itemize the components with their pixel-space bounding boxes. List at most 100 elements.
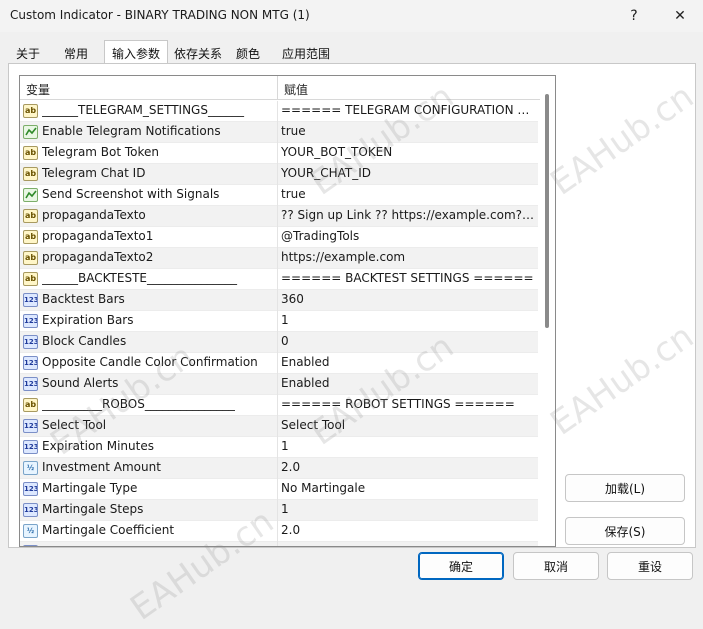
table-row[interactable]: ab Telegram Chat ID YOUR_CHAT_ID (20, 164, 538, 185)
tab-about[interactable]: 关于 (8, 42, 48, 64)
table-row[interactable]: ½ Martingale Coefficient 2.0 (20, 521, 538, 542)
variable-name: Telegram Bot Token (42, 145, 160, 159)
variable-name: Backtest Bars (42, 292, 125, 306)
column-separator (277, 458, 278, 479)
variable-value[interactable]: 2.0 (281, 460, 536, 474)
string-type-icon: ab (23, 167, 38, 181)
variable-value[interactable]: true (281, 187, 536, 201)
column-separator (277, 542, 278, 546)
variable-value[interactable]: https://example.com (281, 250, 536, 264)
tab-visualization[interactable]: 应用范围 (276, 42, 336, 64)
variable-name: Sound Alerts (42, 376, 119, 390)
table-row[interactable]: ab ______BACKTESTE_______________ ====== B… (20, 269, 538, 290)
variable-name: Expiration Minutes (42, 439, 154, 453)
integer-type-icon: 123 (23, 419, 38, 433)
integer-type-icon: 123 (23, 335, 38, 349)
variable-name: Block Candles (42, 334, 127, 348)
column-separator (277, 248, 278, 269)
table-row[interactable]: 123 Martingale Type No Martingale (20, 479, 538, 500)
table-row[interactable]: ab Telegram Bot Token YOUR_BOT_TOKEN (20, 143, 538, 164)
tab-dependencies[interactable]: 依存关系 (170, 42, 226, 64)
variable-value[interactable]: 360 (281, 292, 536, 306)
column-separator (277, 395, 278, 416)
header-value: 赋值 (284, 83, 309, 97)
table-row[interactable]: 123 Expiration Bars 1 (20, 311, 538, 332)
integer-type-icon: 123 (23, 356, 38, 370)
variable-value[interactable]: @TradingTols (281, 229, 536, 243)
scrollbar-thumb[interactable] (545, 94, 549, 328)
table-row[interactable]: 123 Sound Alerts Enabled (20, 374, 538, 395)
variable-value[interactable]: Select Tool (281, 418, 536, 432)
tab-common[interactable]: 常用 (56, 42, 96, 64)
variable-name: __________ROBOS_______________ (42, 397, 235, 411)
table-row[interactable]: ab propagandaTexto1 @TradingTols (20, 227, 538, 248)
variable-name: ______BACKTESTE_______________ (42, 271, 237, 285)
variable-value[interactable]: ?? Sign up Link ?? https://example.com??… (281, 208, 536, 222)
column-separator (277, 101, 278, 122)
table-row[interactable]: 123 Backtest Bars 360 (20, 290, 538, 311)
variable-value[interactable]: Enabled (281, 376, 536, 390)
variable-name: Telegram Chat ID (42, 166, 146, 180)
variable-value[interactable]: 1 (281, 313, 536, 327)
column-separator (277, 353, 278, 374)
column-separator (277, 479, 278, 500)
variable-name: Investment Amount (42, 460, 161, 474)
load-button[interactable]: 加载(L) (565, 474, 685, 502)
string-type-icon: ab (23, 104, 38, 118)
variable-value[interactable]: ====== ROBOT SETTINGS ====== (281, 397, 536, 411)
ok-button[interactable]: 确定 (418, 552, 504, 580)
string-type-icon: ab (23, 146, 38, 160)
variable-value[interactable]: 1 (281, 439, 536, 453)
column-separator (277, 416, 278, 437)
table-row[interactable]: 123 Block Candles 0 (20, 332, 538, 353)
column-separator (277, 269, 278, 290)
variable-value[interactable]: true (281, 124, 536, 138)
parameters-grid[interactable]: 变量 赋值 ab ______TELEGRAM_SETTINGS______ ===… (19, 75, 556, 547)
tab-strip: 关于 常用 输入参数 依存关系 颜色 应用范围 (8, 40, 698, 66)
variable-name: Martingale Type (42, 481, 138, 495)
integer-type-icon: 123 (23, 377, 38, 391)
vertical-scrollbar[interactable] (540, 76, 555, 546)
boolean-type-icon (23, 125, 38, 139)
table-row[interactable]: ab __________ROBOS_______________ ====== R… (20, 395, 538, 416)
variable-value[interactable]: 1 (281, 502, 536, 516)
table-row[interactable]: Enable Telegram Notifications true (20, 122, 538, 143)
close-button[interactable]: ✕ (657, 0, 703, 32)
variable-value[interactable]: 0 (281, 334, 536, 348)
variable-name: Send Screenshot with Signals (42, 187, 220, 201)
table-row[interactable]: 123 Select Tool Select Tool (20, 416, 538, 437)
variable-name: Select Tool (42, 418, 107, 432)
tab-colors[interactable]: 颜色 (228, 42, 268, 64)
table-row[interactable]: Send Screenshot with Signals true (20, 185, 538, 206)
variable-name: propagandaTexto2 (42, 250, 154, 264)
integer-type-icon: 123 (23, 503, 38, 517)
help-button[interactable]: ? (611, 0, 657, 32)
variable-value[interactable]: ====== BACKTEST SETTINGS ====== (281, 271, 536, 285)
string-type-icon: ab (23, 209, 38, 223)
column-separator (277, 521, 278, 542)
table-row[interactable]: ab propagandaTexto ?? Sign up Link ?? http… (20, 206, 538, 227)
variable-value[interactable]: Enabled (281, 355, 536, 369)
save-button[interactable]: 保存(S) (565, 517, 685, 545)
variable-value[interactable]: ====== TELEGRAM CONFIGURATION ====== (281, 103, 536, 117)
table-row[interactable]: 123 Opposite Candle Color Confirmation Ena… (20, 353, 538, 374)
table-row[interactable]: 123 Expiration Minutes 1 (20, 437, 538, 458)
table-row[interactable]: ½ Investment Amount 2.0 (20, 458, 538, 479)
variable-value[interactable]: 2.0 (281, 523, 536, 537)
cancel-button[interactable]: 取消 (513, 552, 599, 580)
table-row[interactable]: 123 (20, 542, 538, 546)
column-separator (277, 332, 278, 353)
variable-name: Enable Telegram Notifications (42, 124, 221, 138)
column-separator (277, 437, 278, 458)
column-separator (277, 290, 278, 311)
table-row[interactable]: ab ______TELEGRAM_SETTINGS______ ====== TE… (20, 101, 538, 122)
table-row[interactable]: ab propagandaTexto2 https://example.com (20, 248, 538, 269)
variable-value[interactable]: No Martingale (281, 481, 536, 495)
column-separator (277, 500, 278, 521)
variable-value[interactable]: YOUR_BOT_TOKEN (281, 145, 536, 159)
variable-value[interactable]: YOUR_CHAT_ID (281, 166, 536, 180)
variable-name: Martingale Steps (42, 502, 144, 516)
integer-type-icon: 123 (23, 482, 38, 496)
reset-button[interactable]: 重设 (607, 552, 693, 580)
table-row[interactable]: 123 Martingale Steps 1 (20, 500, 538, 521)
# # # # # # #
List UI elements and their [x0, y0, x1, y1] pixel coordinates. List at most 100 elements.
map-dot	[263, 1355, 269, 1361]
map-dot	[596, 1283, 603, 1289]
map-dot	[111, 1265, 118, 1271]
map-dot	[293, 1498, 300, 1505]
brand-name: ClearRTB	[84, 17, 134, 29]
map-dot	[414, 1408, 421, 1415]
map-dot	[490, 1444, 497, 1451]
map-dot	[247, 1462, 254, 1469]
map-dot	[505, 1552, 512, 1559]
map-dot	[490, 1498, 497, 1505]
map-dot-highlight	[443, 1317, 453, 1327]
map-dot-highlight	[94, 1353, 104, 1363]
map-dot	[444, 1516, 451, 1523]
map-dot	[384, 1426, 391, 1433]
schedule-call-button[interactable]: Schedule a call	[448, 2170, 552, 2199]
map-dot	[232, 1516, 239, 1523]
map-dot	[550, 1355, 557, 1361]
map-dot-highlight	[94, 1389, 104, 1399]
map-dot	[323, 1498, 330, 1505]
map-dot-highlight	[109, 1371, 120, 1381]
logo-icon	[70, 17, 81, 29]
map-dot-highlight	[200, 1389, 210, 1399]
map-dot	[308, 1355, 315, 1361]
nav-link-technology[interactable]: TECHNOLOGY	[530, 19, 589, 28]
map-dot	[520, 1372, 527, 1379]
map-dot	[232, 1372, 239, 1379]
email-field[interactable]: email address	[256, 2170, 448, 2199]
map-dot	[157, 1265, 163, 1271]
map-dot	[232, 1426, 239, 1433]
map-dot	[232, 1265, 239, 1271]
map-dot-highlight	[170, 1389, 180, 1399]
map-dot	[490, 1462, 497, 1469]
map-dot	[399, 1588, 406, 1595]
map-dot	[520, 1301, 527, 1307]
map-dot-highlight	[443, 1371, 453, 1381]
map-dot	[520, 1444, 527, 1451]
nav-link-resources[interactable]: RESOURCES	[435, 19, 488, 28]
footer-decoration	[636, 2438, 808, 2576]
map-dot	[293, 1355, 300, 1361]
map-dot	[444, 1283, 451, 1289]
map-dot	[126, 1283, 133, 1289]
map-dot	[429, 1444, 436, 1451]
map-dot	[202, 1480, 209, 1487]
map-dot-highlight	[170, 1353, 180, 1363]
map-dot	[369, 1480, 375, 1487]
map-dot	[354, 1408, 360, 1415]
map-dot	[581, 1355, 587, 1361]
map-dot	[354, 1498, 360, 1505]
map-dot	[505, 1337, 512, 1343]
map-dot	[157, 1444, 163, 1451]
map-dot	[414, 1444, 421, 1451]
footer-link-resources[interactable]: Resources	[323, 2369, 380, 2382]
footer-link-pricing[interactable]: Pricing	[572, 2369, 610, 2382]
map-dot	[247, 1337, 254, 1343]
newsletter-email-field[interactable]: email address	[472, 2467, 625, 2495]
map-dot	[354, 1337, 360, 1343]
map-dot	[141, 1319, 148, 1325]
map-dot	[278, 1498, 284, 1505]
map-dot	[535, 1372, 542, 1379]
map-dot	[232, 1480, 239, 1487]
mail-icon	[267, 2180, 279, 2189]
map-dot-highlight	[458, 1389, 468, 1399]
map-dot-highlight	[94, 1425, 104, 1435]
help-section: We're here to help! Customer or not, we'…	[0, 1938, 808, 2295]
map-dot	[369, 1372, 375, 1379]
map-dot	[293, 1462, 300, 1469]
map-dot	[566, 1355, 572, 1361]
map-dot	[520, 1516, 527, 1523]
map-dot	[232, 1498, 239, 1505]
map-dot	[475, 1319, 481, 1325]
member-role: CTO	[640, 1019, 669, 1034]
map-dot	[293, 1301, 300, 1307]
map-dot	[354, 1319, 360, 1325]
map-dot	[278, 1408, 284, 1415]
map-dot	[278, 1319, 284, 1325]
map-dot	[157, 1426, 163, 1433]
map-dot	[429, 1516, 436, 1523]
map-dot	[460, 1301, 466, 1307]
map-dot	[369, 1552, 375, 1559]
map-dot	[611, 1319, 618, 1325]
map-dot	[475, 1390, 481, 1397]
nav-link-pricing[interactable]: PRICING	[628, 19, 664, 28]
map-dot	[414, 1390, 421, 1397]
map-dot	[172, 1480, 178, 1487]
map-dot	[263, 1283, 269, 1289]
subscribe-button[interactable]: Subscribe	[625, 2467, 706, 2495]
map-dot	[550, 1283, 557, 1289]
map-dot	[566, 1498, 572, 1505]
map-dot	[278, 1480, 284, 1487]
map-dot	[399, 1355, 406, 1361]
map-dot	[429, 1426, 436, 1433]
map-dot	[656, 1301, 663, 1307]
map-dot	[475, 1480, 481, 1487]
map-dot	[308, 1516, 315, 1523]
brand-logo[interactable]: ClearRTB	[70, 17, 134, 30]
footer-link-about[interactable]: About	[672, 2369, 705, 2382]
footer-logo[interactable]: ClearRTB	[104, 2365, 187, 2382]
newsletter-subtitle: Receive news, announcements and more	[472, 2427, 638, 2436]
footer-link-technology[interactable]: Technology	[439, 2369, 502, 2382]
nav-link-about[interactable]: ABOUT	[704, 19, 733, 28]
# # # # # # #
In the part that opens with the line containing "table-row[interactable]: ab Telegram Chat" and closes with the line containing "variable-name: Sound Alerts", substitute "Lookback Bars" for "Backtest Bars" and give those lines again with nothing else changed.

table-row[interactable]: ab Telegram Chat ID YOUR_CHAT_ID (20, 164, 538, 185)
tab-about[interactable]: 关于 (8, 42, 48, 64)
table-row[interactable]: ½ Martingale Coefficient 2.0 (20, 521, 538, 542)
variable-name: Telegram Bot Token (42, 145, 160, 159)
variable-name: Lookback Bars (42, 292, 125, 306)
column-separator (277, 458, 278, 479)
variable-value[interactable]: 2.0 (281, 460, 536, 474)
string-type-icon: ab (23, 167, 38, 181)
variable-value[interactable]: true (281, 187, 536, 201)
column-separator (277, 542, 278, 546)
variable-value[interactable]: https://example.com (281, 250, 536, 264)
tab-visualization[interactable]: 应用范围 (276, 42, 336, 64)
variable-name: Sound Alerts (42, 376, 119, 390)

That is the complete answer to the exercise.